Extracted records:
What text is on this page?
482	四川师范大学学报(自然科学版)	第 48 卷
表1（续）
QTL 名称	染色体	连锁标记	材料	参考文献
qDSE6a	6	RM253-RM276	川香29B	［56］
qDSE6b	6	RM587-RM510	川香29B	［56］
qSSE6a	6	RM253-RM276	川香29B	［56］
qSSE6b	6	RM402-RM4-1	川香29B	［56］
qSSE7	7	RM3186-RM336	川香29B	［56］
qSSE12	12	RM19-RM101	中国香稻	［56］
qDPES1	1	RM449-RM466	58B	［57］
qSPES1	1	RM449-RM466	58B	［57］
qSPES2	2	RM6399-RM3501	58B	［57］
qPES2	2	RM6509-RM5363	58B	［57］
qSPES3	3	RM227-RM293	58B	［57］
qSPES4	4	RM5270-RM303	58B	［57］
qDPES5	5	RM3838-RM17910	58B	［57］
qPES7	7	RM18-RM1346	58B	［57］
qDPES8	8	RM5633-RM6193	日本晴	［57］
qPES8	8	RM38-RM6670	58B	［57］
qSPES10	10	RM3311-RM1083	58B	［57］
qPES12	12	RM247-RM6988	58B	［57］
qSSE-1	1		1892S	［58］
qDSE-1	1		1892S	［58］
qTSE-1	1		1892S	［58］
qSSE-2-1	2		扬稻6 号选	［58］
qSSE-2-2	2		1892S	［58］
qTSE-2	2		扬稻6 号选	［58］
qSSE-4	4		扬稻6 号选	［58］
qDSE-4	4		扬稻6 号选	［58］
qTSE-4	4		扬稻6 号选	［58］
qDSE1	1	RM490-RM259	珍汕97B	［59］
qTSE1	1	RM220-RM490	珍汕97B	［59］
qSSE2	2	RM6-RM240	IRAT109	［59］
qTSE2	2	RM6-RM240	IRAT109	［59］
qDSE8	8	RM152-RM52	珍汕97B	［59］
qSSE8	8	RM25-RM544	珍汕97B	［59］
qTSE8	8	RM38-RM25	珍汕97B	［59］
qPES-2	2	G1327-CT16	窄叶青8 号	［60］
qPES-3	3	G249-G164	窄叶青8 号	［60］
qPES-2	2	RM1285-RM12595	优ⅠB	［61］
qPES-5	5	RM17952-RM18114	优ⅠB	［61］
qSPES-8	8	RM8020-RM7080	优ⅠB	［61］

Description of the task:
Type out the whole listing above again, exactly as it stands.

Task solution:
What text is on this page?
482	四川师范大学学报(自然科学版)	第 48 卷
表1（续）
QTL 名称	染色体	连锁标记	材料	参考文献
qDSE6a	6	RM253-RM276	川香29B	［56］
qDSE6b	6	RM587-RM510	川香29B	［56］
qSSE6a	6	RM253-RM276	川香29B	［56］
qSSE6b	6	RM402-RM4-1	川香29B	［56］
qSSE7	7	RM3186-RM336	川香29B	［56］
qSSE12	12	RM19-RM101	中国香稻	［56］
qDPES1	1	RM449-RM466	58B	［57］
qSPES1	1	RM449-RM466	58B	［57］
qSPES2	2	RM6399-RM3501	58B	［57］
qPES2	2	RM6509-RM5363	58B	［57］
qSPES3	3	RM227-RM293	58B	［57］
qSPES4	4	RM5270-RM303	58B	［57］
qDPES5	5	RM3838-RM17910	58B	［57］
qPES7	7	RM18-RM1346	58B	［57］
qDPES8	8	RM5633-RM6193	日本晴	［57］
qPES8	8	RM38-RM6670	58B	［57］
qSPES10	10	RM3311-RM1083	58B	［57］
qPES12	12	RM247-RM6988	58B	［57］
qSSE-1	1		1892S	［58］
qDSE-1	1		1892S	［58］
qTSE-1	1		1892S	［58］
qSSE-2-1	2		扬稻6 号选	［58］
qSSE-2-2	2		1892S	［58］
qTSE-2	2		扬稻6 号选	［58］
qSSE-4	4		扬稻6 号选	［58］
qDSE-4	4		扬稻6 号选	［58］
qTSE-4	4		扬稻6 号选	［58］
qDSE1	1	RM490-RM259	珍汕97B	［59］
qTSE1	1	RM220-RM490	珍汕97B	［59］
qSSE2	2	RM6-RM240	IRAT109	［59］
qTSE2	2	RM6-RM240	IRAT109	［59］
qDSE8	8	RM152-RM52	珍汕97B	［59］
qSSE8	8	RM25-RM544	珍汕97B	［59］
qTSE8	8	RM38-RM25	珍汕97B	［59］
qPES-2	2	G1327-CT16	窄叶青8 号	［60］
qPES-3	3	G249-G164	窄叶青8 号	［60］
qPES-2	2	RM1285-RM12595	优ⅠB	［61］
qPES-5	5	RM17952-RM18114	优ⅠB	［61］
qSPES-8	8	RM8020-RM7080	优ⅠB	［61］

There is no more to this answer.